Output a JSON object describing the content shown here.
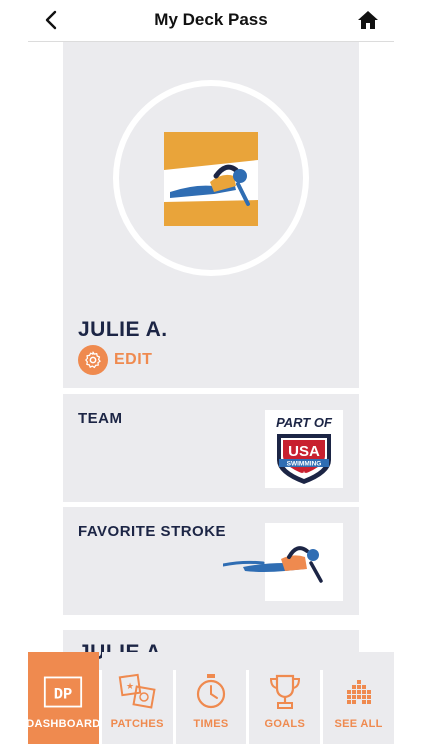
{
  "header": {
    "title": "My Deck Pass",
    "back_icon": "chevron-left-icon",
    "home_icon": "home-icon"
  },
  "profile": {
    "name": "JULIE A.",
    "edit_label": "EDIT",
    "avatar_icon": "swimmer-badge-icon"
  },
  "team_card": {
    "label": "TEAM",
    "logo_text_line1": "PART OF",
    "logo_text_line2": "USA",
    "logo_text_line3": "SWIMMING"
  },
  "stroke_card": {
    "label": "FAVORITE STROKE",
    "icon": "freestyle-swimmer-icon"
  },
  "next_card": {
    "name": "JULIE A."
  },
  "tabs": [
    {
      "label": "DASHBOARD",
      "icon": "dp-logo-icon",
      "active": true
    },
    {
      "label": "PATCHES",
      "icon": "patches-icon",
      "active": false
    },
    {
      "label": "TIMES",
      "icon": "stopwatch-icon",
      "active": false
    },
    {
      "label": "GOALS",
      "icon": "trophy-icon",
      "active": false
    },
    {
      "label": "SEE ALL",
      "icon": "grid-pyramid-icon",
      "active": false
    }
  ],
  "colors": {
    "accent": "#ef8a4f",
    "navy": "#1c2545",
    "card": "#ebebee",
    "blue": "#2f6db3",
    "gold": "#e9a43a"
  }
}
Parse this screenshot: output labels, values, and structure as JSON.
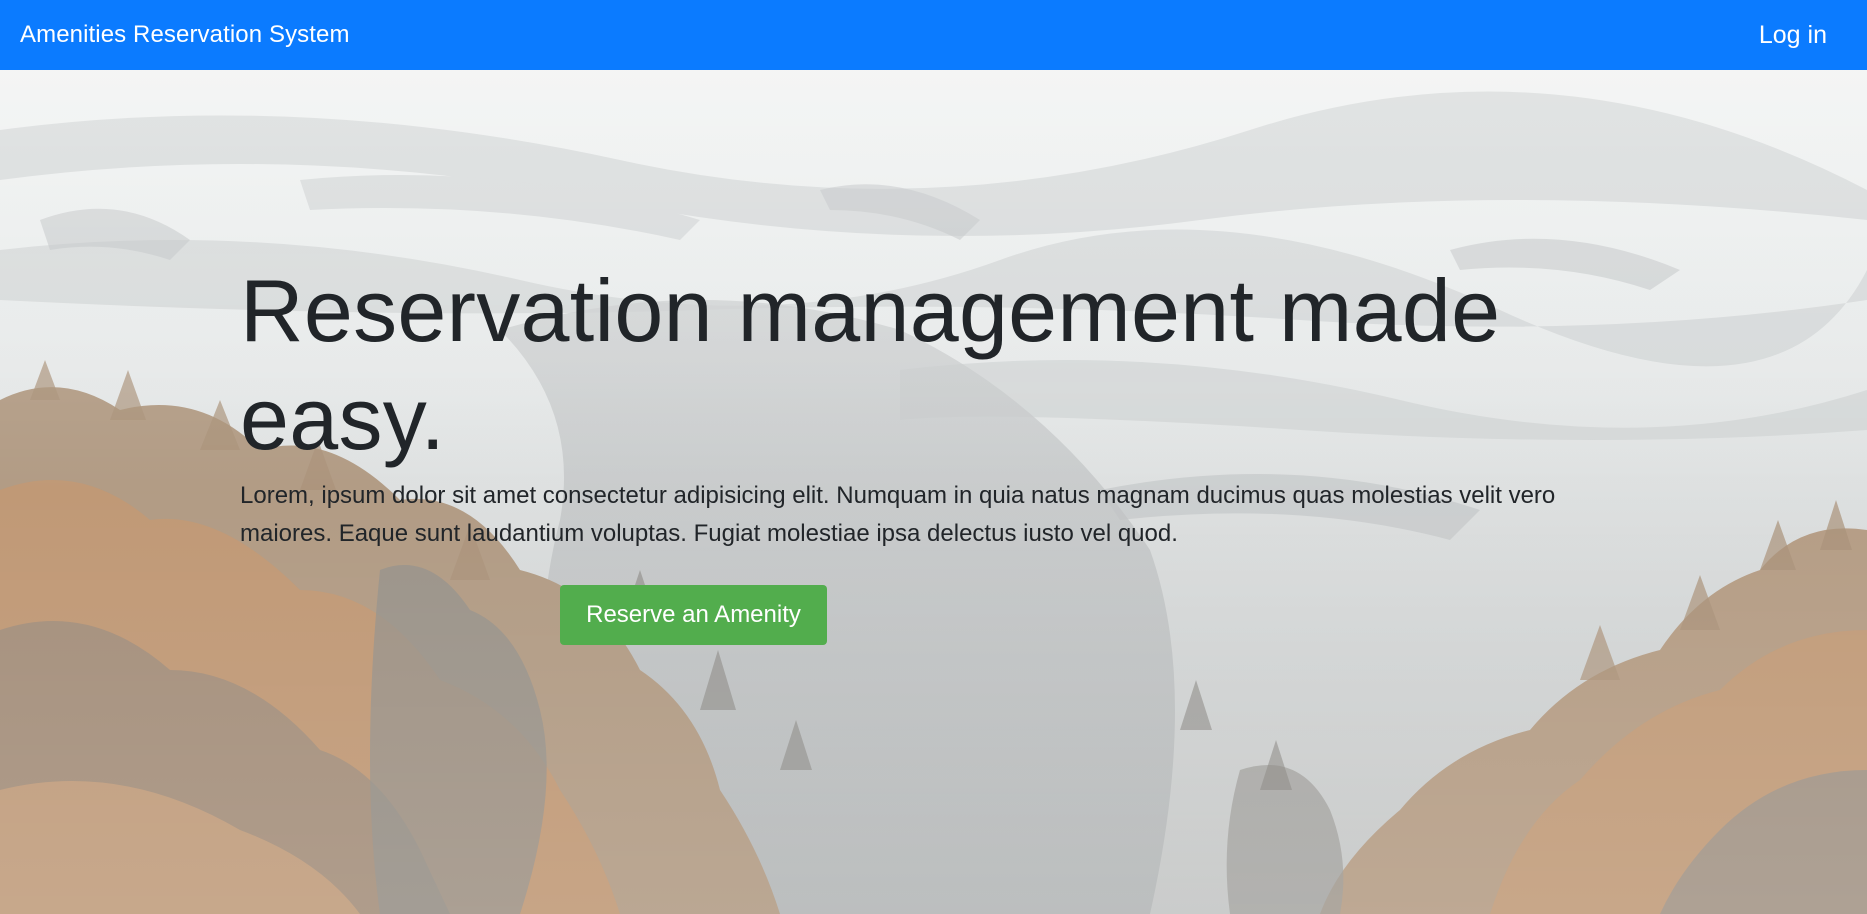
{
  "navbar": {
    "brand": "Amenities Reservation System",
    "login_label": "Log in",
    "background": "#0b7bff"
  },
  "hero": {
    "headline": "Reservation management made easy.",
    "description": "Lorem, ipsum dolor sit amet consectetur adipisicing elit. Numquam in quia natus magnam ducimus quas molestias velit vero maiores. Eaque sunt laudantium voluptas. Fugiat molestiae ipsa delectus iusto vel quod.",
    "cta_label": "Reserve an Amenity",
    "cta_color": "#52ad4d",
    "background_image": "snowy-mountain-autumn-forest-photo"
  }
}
════
◆ **Required task**: Look above for lines with the word "icon" and copy them all.

◆ **Expected answer**:
    "back_icon": "chevron-left-icon",
    "home_icon": "home-icon"
    "avatar_icon": "swimmer-badge-icon"
    "icon": "freestyle-swimmer-icon"
      "icon": "dp-logo-icon",
      "icon": "patches-icon",
      "icon": "stopwatch-icon",
      "icon": "trophy-icon",
      "icon": "grid-pyramid-icon",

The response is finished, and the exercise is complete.